Set problem: Repeat the material below exactly, with no pictures.

Listed records:
= = = = = = =

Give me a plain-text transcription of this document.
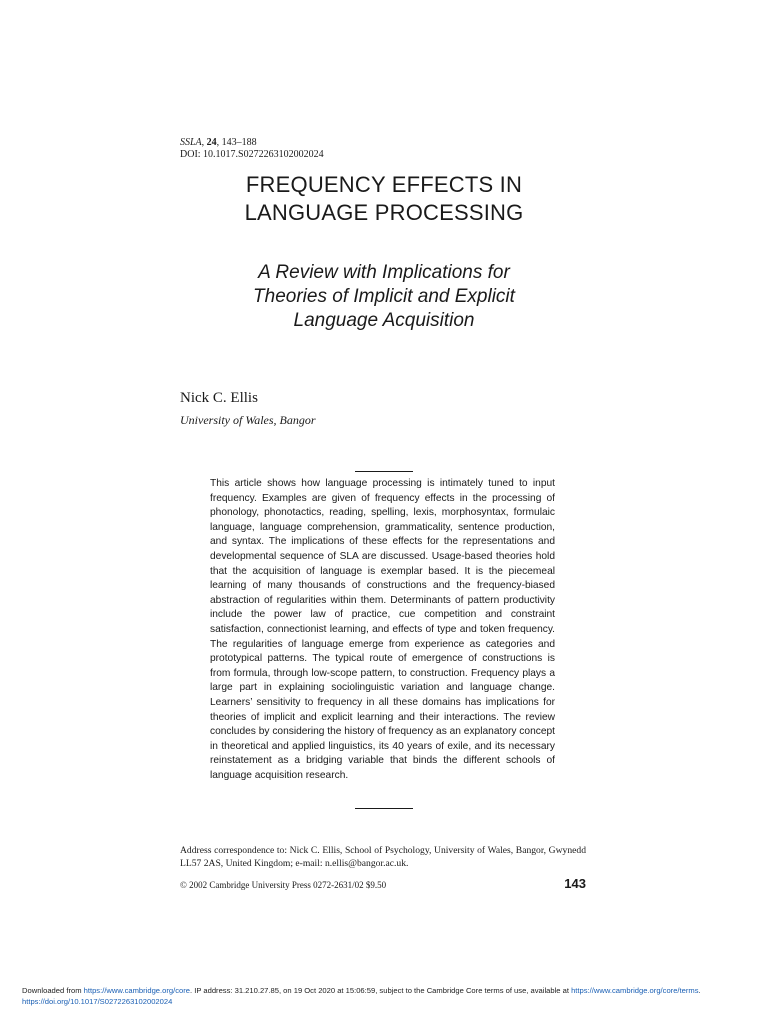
SSLA, 24, 143–188
DOI: 10.1017.S0272263102002024
FREQUENCY EFFECTS IN
LANGUAGE PROCESSING
A Review with Implications for
Theories of Implicit and Explicit
Language Acquisition
Nick C. Ellis
University of Wales, Bangor

This article shows how language processing is intimately tuned to input frequency. Examples are given of frequency effects in the processing of phonology, phonotactics, reading, spelling, lexis, morphosyntax, formulaic language, language comprehension, grammaticality, sentence production, and syntax. The implications of these effects for the representations and developmental sequence of SLA are discussed. Usage-based theories hold that the acquisition of language is exemplar based. It is the piecemeal learning of many thousands of constructions and the frequency-biased abstraction of regularities within them. Determinants of pattern productivity include the power law of practice, cue competition and constraint satisfaction, connectionist learning, and effects of type and token frequency. The regularities of language emerge from experience as categories and prototypical patterns. The typical route of emergence of constructions is from formula, through low-scope pattern, to construction. Frequency plays a large part in explaining sociolinguistic variation and language change. Learners’ sensitivity to frequency in all these domains has implications for theories of implicit and explicit learning and their interactions. The review concludes by considering the history of frequency as an explanatory concept in theoretical and applied linguistics, its 40 years of exile, and its necessary reinstatement as a bridging variable that binds the different schools of language acquisition research.

Address correspondence to: Nick C. Ellis, School of Psychology, University of Wales, Bangor, Gwynedd LL57 2AS, United Kingdom; e-mail: n.ellis@bangor.ac.uk.
© 2002 Cambridge University Press 0272-2631/02 $9.50	143
Downloaded from https://www.cambridge.org/core. IP address: 31.210.27.85, on 19 Oct 2020 at 15:06:59, subject to the Cambridge Core terms of use, available at https://www.cambridge.org/core/terms.
https://doi.org/10.1017/S0272263102002024
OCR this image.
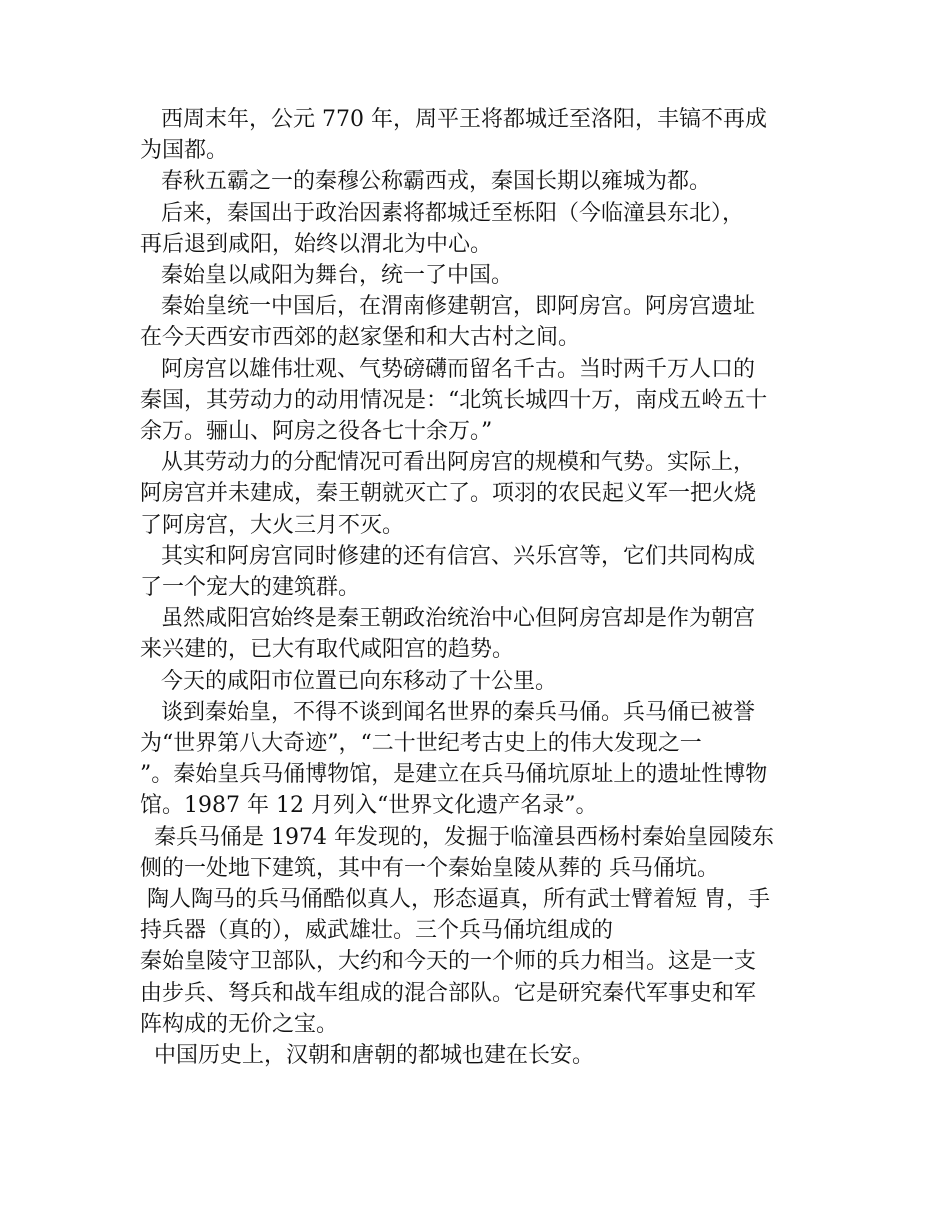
西周末年，公元 770 年，周平王将都城迁至洛阳，丰镐不再成
为国都。
春秋五霸之一的秦穆公称霸西戎，秦国长期以雍城为都。
后来，秦国出于政治因素将都城迁至栎阳（今临潼县东北），
再后退到咸阳，始终以渭北为中心。
秦始皇以咸阳为舞台，统一了中国。
秦始皇统一中国后，在渭南修建朝宫，即阿房宫。阿房宫遗址
在今天西安市西郊的赵家堡和和大古村之间。
阿房宫以雄伟壮观、气势磅礴而留名千古。当时两千万人口的
秦国，其劳动力的动用情况是：“北筑长城四十万，南戍五岭五十
余万。骊山、阿房之役各七十余万。”
从其劳动力的分配情况可看出阿房宫的规模和气势。实际上，
阿房宫并未建成，秦王朝就灭亡了。项羽的农民起义军一把火烧
了阿房宫，大火三月不灭。
其实和阿房宫同时修建的还有信宫、兴乐宫等，它们共同构成
了一个宠大的建筑群。
虽然咸阳宫始终是秦王朝政治统治中心但阿房宫却是作为朝宫
来兴建的，已大有取代咸阳宫的趋势。
今天的咸阳市位置已向东移动了十公里。
谈到秦始皇，不得不谈到闻名世界的秦兵马俑。兵马俑已被誉
为“世界第八大奇迹”，“二十世纪考古史上的伟大发现之一
”。秦始皇兵马俑博物馆，是建立在兵马俑坑原址上的遗址性博物
馆。1987 年 12 月列入“世界文化遗产名录”。
秦兵马俑是 1974 年发现的，发掘于临潼县西杨村秦始皇园陵东
侧的一处地下建筑，其中有一个秦始皇陵从葬的 兵马俑坑。
陶人陶马的兵马俑酷似真人，形态逼真，所有武士臂着短 胄，手
持兵器（真的），威武雄壮。三个兵马俑坑组成的
秦始皇陵守卫部队，大约和今天的一个师的兵力相当。这是一支
由步兵、弩兵和战车组成的混合部队。它是研究秦代军事史和军
阵构成的无价之宝。
中国历史上，汉朝和唐朝的都城也建在长安。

= = = = = = =

Task result:
Give me a plain-text transcription of this document.
SSLA, 24, 143–188
DOI: 10.1017.S0272263102002024
FREQUENCY EFFECTS IN
LANGUAGE PROCESSING
A Review with Implications for
Theories of Implicit and Explicit
Language Acquisition
Nick C. Ellis
University of Wales, Bangor

This article shows how language processing is intimately tuned to input frequency. Examples are given of frequency effects in the processing of phonology, phonotactics, reading, spelling, lexis, morphosyntax, formulaic language, language comprehension, grammaticality, sentence production, and syntax. The implications of these effects for the representations and developmental sequence of SLA are discussed. Usage-based theories hold that the acquisition of language is exemplar based. It is the piecemeal learning of many thousands of constructions and the frequency-biased abstraction of regularities within them. Determinants of pattern productivity include the power law of practice, cue competition and constraint satisfaction, connectionist learning, and effects of type and token frequency. The regularities of language emerge from experience as categories and prototypical patterns. The typical route of emergence of constructions is from formula, through low-scope pattern, to construction. Frequency plays a large part in explaining sociolinguistic variation and language change. Learners’ sensitivity to frequency in all these domains has implications for theories of implicit and explicit learning and their interactions. The review concludes by considering the history of frequency as an explanatory concept in theoretical and applied linguistics, its 40 years of exile, and its necessary reinstatement as a bridging variable that binds the different schools of language acquisition research.

Address correspondence to: Nick C. Ellis, School of Psychology, University of Wales, Bangor, Gwynedd LL57 2AS, United Kingdom; e-mail: n.ellis@bangor.ac.uk.
© 2002 Cambridge University Press 0272-2631/02 $9.50	143
Downloaded from https://www.cambridge.org/core. IP address: 31.210.27.85, on 19 Oct 2020 at 15:06:59, subject to the Cambridge Core terms of use, available at https://www.cambridge.org/core/terms.
https://doi.org/10.1017/S0272263102002024
OCR this image.
西周末年，公元 770 年，周平王将都城迁至洛阳，丰镐不再成
为国都。
春秋五霸之一的秦穆公称霸西戎，秦国长期以雍城为都。
后来，秦国出于政治因素将都城迁至栎阳（今临潼县东北），
再后退到咸阳，始终以渭北为中心。
秦始皇以咸阳为舞台，统一了中国。
秦始皇统一中国后，在渭南修建朝宫，即阿房宫。阿房宫遗址
在今天西安市西郊的赵家堡和和大古村之间。
阿房宫以雄伟壮观、气势磅礴而留名千古。当时两千万人口的
秦国，其劳动力的动用情况是：“北筑长城四十万，南戍五岭五十
余万。骊山、阿房之役各七十余万。”
从其劳动力的分配情况可看出阿房宫的规模和气势。实际上，
阿房宫并未建成，秦王朝就灭亡了。项羽的农民起义军一把火烧
了阿房宫，大火三月不灭。
其实和阿房宫同时修建的还有信宫、兴乐宫等，它们共同构成
了一个宠大的建筑群。
虽然咸阳宫始终是秦王朝政治统治中心但阿房宫却是作为朝宫
来兴建的，已大有取代咸阳宫的趋势。
今天的咸阳市位置已向东移动了十公里。
谈到秦始皇，不得不谈到闻名世界的秦兵马俑。兵马俑已被誉
为“世界第八大奇迹”，“二十世纪考古史上的伟大发现之一
”。秦始皇兵马俑博物馆，是建立在兵马俑坑原址上的遗址性博物
馆。1987 年 12 月列入“世界文化遗产名录”。
秦兵马俑是 1974 年发现的，发掘于临潼县西杨村秦始皇园陵东
侧的一处地下建筑，其中有一个秦始皇陵从葬的 兵马俑坑。
陶人陶马的兵马俑酷似真人，形态逼真，所有武士臂着短 胄，手
持兵器（真的），威武雄壮。三个兵马俑坑组成的
秦始皇陵守卫部队，大约和今天的一个师的兵力相当。这是一支
由步兵、弩兵和战车组成的混合部队。它是研究秦代军事史和军
阵构成的无价之宝。
中国历史上，汉朝和唐朝的都城也建在长安。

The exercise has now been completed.